◆ Challenge ◆
Output the data below in full, character for character.

********

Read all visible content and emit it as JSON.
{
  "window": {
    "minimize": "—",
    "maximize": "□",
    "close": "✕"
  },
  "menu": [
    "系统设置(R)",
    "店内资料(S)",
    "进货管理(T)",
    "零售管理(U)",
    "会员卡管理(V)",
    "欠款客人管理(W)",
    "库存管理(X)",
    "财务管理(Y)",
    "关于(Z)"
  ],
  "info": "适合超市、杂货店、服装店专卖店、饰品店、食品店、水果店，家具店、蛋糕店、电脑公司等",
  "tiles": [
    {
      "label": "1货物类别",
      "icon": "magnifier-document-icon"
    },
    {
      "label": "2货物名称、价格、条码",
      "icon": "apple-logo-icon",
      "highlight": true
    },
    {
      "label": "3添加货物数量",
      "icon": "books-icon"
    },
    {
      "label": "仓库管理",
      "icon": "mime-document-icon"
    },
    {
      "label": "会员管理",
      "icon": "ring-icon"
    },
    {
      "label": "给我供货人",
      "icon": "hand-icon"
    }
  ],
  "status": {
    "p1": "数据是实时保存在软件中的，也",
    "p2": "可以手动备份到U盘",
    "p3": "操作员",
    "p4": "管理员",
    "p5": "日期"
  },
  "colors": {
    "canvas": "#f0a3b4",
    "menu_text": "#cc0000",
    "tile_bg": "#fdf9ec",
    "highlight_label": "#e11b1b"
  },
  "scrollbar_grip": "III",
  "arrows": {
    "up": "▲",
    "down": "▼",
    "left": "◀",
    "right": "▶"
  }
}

********

◆ Written response ◆
Read all visible content and emit it as JSON.
{
  "window": {
    "minimize": "—",
    "maximize": "□",
    "close": "✕"
  },
  "menu": [
    "系统设置(R)",
    "店内资料(S)",
    "进货管理(T)",
    "零售管理(U)",
    "会员卡管理(V)",
    "欠款客人管理(W)",
    "库存管理(X)",
    "财务管理(Y)",
    "关于(Z)"
  ],
  "info": "适合超市、杂货店、服装店专卖店、饰品店、食品店、水果店，家具店、蛋糕店、电脑公司等",
  "tiles": [
    {
      "label": "1货物类别",
      "icon": "magnifier-document-icon"
    },
    {
      "label": "2货物名称、价格、条码",
      "icon": "apple-logo-icon",
      "highlight": true
    },
    {
      "label": "3添加货物数量",
      "icon": "books-icon"
    },
    {
      "label": "仓库管理",
      "icon": "mime-document-icon"
    },
    {
      "label": "会员管理",
      "icon": "ring-icon"
    },
    {
      "label": "给我供货人",
      "icon": "hand-icon"
    }
  ],
  "status": {
    "p1": "数据是实时保存在软件中的，也",
    "p2": "可以手动备份到U盘",
    "p3": "操作员",
    "p4": "管理员",
    "p5": "日期"
  },
  "colors": {
    "canvas": "#f0a3b4",
    "menu_text": "#cc0000",
    "tile_bg": "#fdf9ec",
    "highlight_label": "#e11b1b"
  },
  "scrollbar_grip": "III",
  "arrows": {
    "up": "▲",
    "down": "▼",
    "left": "◀",
    "right": "▶"
  }
}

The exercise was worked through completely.